(Extracted records)
## start

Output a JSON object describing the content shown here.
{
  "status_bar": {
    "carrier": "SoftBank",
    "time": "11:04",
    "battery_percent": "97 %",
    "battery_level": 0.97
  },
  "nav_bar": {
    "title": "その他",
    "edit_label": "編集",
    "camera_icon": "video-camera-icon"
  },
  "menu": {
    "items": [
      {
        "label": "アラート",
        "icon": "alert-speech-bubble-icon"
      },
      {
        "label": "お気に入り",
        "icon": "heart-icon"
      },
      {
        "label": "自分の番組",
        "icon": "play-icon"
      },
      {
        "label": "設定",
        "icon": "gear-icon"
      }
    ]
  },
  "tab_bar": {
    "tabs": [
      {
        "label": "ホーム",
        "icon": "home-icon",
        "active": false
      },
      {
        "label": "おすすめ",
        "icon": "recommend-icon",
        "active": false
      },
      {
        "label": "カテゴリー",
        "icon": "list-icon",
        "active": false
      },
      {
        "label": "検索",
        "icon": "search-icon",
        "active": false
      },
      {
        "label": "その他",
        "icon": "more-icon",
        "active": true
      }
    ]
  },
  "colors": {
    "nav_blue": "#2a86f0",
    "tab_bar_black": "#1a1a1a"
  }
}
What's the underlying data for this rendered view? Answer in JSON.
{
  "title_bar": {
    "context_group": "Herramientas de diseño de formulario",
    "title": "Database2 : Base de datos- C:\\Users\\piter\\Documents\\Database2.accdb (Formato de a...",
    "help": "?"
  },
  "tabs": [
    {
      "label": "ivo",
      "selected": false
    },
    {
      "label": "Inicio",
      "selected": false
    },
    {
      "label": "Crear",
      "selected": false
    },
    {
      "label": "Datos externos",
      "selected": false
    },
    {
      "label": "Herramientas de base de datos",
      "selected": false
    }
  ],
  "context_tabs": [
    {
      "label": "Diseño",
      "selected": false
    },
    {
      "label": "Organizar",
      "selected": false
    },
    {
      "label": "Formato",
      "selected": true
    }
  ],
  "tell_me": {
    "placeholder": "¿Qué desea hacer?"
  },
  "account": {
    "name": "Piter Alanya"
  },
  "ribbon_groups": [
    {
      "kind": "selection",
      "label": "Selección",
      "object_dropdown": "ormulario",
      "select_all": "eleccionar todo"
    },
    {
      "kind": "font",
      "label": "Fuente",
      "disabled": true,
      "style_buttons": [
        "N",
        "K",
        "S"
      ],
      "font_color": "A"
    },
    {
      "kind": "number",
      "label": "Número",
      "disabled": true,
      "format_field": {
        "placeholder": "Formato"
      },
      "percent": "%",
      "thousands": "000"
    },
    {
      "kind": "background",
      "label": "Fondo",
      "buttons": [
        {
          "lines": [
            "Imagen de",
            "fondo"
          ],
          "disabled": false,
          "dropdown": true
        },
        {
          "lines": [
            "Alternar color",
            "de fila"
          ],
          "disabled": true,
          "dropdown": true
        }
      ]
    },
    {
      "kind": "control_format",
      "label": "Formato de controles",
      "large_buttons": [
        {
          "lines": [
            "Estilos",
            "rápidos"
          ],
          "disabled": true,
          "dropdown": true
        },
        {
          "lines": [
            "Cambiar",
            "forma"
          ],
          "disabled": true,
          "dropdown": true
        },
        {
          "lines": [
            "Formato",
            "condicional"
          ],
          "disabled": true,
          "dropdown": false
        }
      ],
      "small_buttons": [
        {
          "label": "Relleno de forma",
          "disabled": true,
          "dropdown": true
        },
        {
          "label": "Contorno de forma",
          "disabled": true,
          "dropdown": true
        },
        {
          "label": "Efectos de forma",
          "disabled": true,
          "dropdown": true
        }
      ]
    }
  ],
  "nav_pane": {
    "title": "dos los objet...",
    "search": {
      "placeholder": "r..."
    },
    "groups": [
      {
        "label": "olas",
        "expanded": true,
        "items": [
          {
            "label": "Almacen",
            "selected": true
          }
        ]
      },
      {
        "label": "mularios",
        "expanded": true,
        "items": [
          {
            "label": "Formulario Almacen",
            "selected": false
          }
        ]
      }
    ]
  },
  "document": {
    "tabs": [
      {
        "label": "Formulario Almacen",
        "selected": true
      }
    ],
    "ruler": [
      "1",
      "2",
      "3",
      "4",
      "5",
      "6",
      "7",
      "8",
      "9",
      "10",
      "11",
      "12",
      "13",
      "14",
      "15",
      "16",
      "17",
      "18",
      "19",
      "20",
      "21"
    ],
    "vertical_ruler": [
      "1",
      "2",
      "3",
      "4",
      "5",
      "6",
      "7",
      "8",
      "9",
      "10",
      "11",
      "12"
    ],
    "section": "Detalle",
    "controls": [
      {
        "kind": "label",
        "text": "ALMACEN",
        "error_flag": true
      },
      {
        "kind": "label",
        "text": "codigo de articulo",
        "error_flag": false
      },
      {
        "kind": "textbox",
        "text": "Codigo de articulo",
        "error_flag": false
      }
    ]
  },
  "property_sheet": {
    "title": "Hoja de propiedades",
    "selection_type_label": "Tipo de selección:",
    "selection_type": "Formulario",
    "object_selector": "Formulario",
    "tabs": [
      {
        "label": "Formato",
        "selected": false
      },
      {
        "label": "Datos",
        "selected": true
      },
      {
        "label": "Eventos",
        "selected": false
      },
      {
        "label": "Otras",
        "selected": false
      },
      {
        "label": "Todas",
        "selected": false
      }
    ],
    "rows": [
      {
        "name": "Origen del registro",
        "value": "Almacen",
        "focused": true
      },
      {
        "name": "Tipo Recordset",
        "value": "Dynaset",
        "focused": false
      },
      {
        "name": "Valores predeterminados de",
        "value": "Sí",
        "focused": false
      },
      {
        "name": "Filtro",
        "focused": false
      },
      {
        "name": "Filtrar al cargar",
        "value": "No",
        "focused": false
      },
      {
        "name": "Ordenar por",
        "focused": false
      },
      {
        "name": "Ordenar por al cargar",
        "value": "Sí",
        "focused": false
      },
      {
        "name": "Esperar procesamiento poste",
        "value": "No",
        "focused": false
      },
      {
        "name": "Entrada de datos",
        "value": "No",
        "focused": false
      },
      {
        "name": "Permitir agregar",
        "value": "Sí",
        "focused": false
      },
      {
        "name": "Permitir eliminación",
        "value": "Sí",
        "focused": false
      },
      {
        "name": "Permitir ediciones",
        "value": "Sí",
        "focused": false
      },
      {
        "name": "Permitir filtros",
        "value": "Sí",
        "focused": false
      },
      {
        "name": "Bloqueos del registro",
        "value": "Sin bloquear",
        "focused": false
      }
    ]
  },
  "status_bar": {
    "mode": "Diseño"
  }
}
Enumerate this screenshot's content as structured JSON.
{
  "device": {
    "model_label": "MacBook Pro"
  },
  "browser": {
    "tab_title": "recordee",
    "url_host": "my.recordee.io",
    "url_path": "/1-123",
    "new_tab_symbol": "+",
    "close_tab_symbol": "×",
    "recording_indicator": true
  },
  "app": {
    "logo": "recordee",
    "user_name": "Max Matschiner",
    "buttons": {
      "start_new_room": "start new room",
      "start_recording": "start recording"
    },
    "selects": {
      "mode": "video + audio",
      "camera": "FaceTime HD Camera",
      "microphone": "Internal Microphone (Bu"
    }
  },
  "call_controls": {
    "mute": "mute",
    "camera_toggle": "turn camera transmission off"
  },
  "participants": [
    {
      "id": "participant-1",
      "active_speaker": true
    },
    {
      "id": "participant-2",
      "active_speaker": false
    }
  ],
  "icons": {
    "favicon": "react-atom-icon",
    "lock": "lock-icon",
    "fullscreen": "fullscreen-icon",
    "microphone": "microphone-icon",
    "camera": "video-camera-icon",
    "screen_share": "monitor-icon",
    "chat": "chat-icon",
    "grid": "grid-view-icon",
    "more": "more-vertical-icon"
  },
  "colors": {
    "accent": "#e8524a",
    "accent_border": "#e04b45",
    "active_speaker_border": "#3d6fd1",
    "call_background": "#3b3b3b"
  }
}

## end

The task
Look through the records and gather each line with the word "placeholder".

Answer to the problem
    "placeholder": "¿Qué desea hacer?"
        "placeholder": "Formato"
      "placeholder": "r..."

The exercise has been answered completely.